'''
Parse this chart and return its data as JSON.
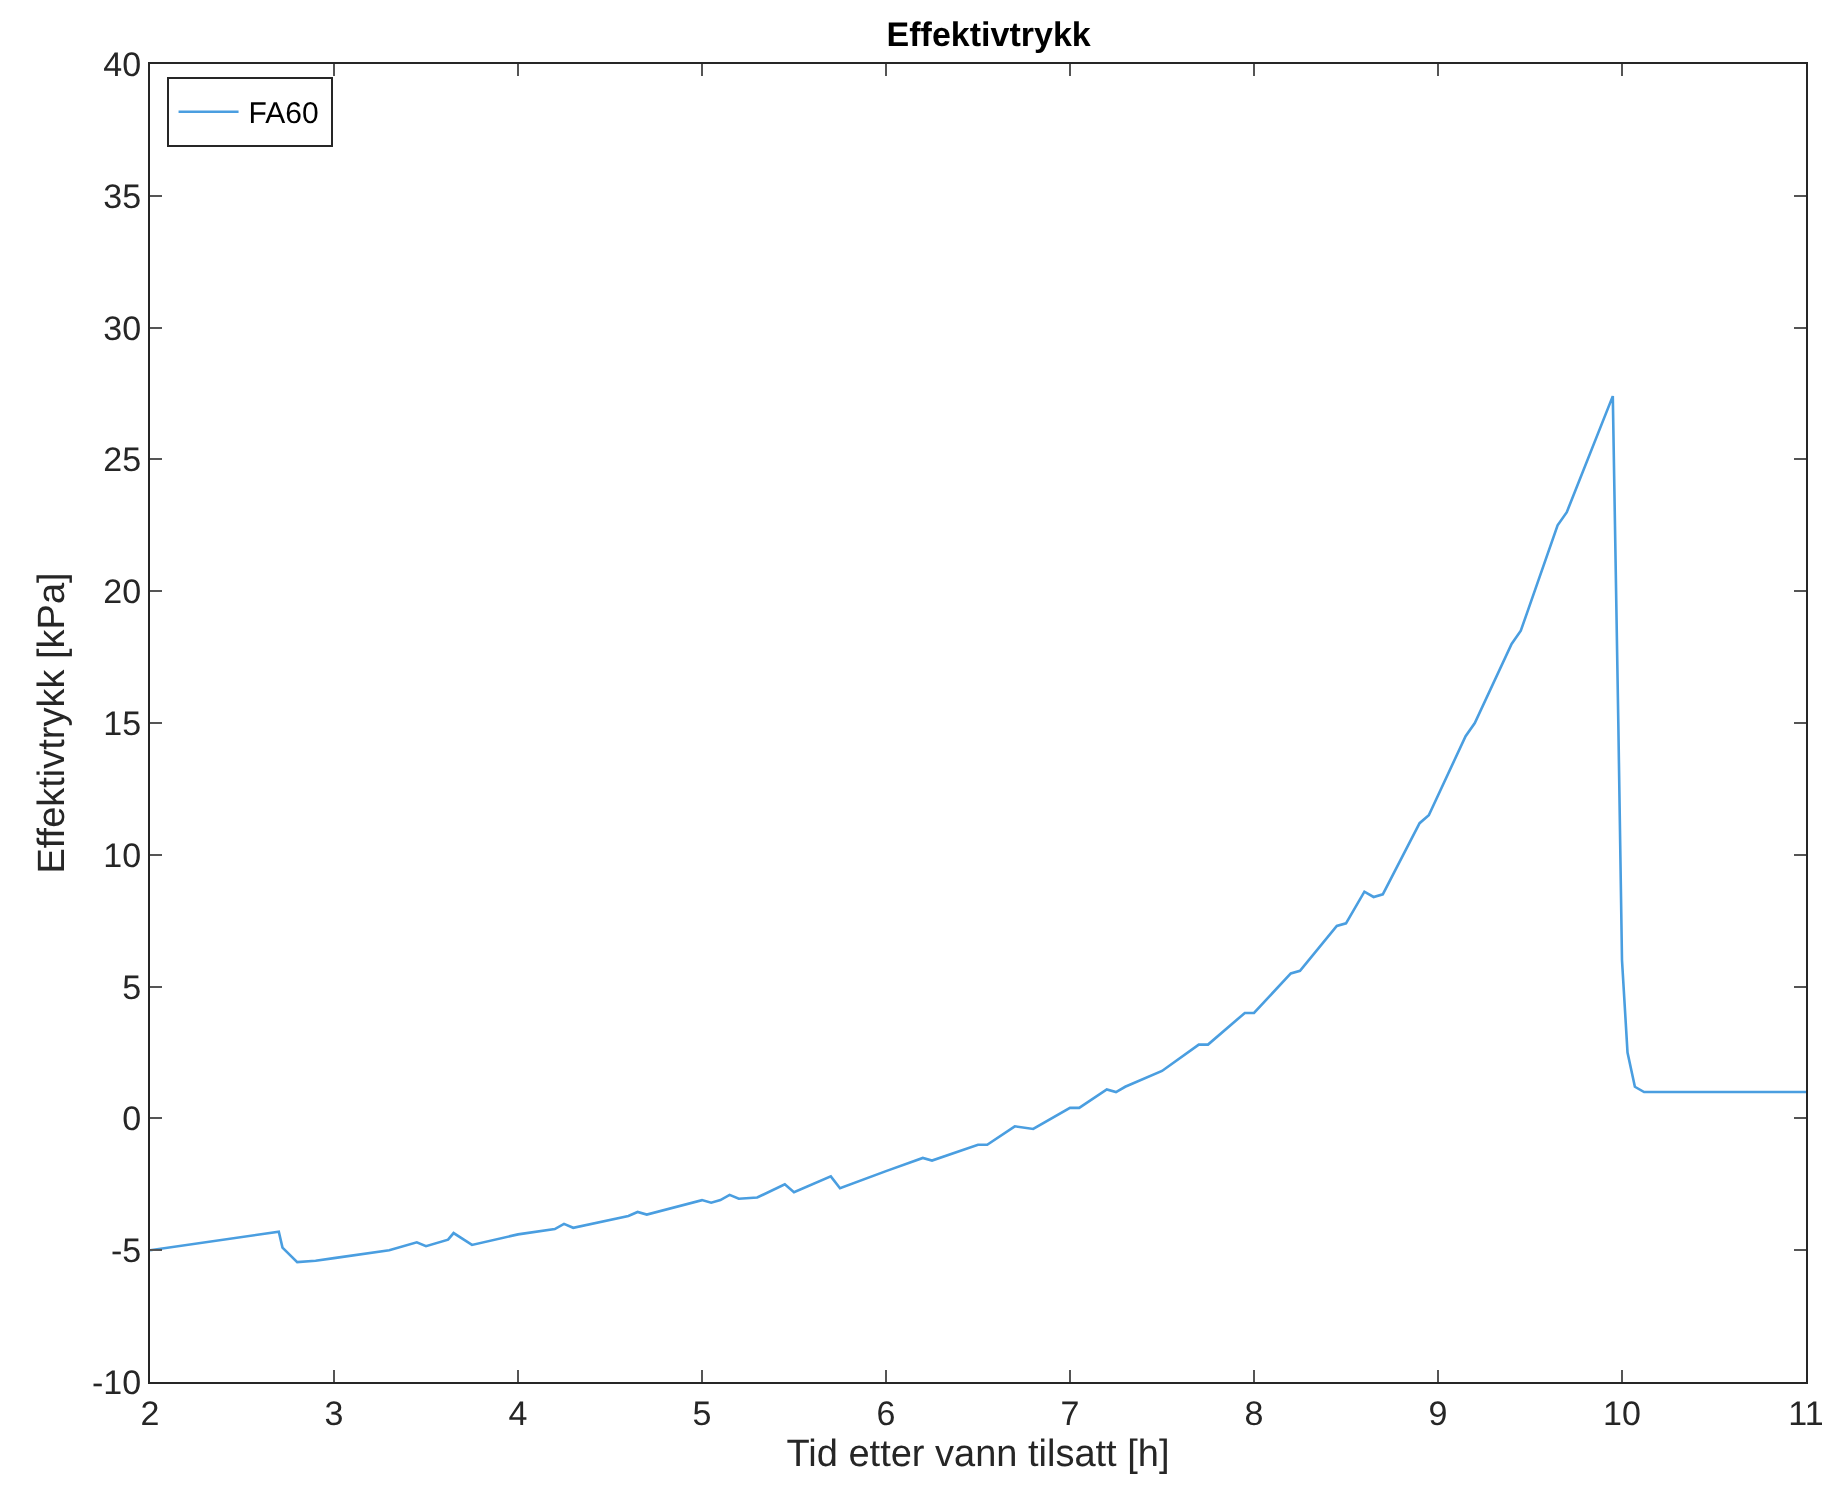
{
  "chart_data": {
    "type": "line",
    "title": "Effektivtrykk",
    "xlabel": "Tid etter vann tilsatt [h]",
    "ylabel": "Effektivtrykk [kPa]",
    "xlim": [
      2,
      11
    ],
    "xticks": [
      2,
      3,
      4,
      5,
      6,
      7,
      8,
      9,
      10,
      11
    ],
    "ylim": [
      -10,
      40
    ],
    "yticks": [
      -10,
      -5,
      0,
      5,
      10,
      15,
      20,
      25,
      30,
      35,
      40
    ],
    "legend": "top left",
    "marker": "none",
    "line_style": "solid",
    "series": [
      {
        "name": "FA60",
        "color": "#4a9ee0",
        "x": [
          2.0,
          2.7,
          2.72,
          2.8,
          2.9,
          3.0,
          3.3,
          3.45,
          3.5,
          3.62,
          3.65,
          3.75,
          4.0,
          4.2,
          4.25,
          4.3,
          4.6,
          4.65,
          4.7,
          5.0,
          5.05,
          5.1,
          5.15,
          5.2,
          5.3,
          5.45,
          5.5,
          5.7,
          5.75,
          6.0,
          6.2,
          6.25,
          6.5,
          6.55,
          6.7,
          6.8,
          7.0,
          7.05,
          7.2,
          7.25,
          7.3,
          7.5,
          7.7,
          7.75,
          7.95,
          8.0,
          8.2,
          8.25,
          8.45,
          8.5,
          8.6,
          8.65,
          8.7,
          8.9,
          8.95,
          9.15,
          9.2,
          9.4,
          9.45,
          9.65,
          9.7,
          9.95,
          9.98,
          10.0,
          10.03,
          10.07,
          10.12,
          11.0
        ],
        "values": [
          -5.0,
          -4.3,
          -4.9,
          -5.45,
          -5.4,
          -5.3,
          -5.0,
          -4.7,
          -4.85,
          -4.6,
          -4.35,
          -4.8,
          -4.4,
          -4.2,
          -4.0,
          -4.15,
          -3.7,
          -3.55,
          -3.65,
          -3.1,
          -3.2,
          -3.1,
          -2.9,
          -3.05,
          -3.0,
          -2.5,
          -2.8,
          -2.2,
          -2.65,
          -2.0,
          -1.5,
          -1.6,
          -1.0,
          -1.0,
          -0.3,
          -0.4,
          0.4,
          0.4,
          1.1,
          1.0,
          1.2,
          1.8,
          2.8,
          2.8,
          4.0,
          4.0,
          5.5,
          5.6,
          7.3,
          7.4,
          8.6,
          8.4,
          8.5,
          11.2,
          11.5,
          14.5,
          15.0,
          18.0,
          18.5,
          22.5,
          23.0,
          27.4,
          15.0,
          6.0,
          2.5,
          1.2,
          1.0,
          1.0
        ]
      }
    ]
  }
}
'''
▶ Work instructions: Except for the pictures, print the data above exactly.

▶ Response to this task:
Parse this chart and return its data as JSON.
{
  "chart_data": {
    "type": "line",
    "title": "Effektivtrykk",
    "xlabel": "Tid etter vann tilsatt [h]",
    "ylabel": "Effektivtrykk [kPa]",
    "xlim": [
      2,
      11
    ],
    "xticks": [
      2,
      3,
      4,
      5,
      6,
      7,
      8,
      9,
      10,
      11
    ],
    "ylim": [
      -10,
      40
    ],
    "yticks": [
      -10,
      -5,
      0,
      5,
      10,
      15,
      20,
      25,
      30,
      35,
      40
    ],
    "legend": "top left",
    "marker": "none",
    "line_style": "solid",
    "series": [
      {
        "name": "FA60",
        "color": "#4a9ee0",
        "x": [
          2.0,
          2.7,
          2.72,
          2.8,
          2.9,
          3.0,
          3.3,
          3.45,
          3.5,
          3.62,
          3.65,
          3.75,
          4.0,
          4.2,
          4.25,
          4.3,
          4.6,
          4.65,
          4.7,
          5.0,
          5.05,
          5.1,
          5.15,
          5.2,
          5.3,
          5.45,
          5.5,
          5.7,
          5.75,
          6.0,
          6.2,
          6.25,
          6.5,
          6.55,
          6.7,
          6.8,
          7.0,
          7.05,
          7.2,
          7.25,
          7.3,
          7.5,
          7.7,
          7.75,
          7.95,
          8.0,
          8.2,
          8.25,
          8.45,
          8.5,
          8.6,
          8.65,
          8.7,
          8.9,
          8.95,
          9.15,
          9.2,
          9.4,
          9.45,
          9.65,
          9.7,
          9.95,
          9.98,
          10.0,
          10.03,
          10.07,
          10.12,
          11.0
        ],
        "values": [
          -5.0,
          -4.3,
          -4.9,
          -5.45,
          -5.4,
          -5.3,
          -5.0,
          -4.7,
          -4.85,
          -4.6,
          -4.35,
          -4.8,
          -4.4,
          -4.2,
          -4.0,
          -4.15,
          -3.7,
          -3.55,
          -3.65,
          -3.1,
          -3.2,
          -3.1,
          -2.9,
          -3.05,
          -3.0,
          -2.5,
          -2.8,
          -2.2,
          -2.65,
          -2.0,
          -1.5,
          -1.6,
          -1.0,
          -1.0,
          -0.3,
          -0.4,
          0.4,
          0.4,
          1.1,
          1.0,
          1.2,
          1.8,
          2.8,
          2.8,
          4.0,
          4.0,
          5.5,
          5.6,
          7.3,
          7.4,
          8.6,
          8.4,
          8.5,
          11.2,
          11.5,
          14.5,
          15.0,
          18.0,
          18.5,
          22.5,
          23.0,
          27.4,
          15.0,
          6.0,
          2.5,
          1.2,
          1.0,
          1.0
        ]
      }
    ]
  }
}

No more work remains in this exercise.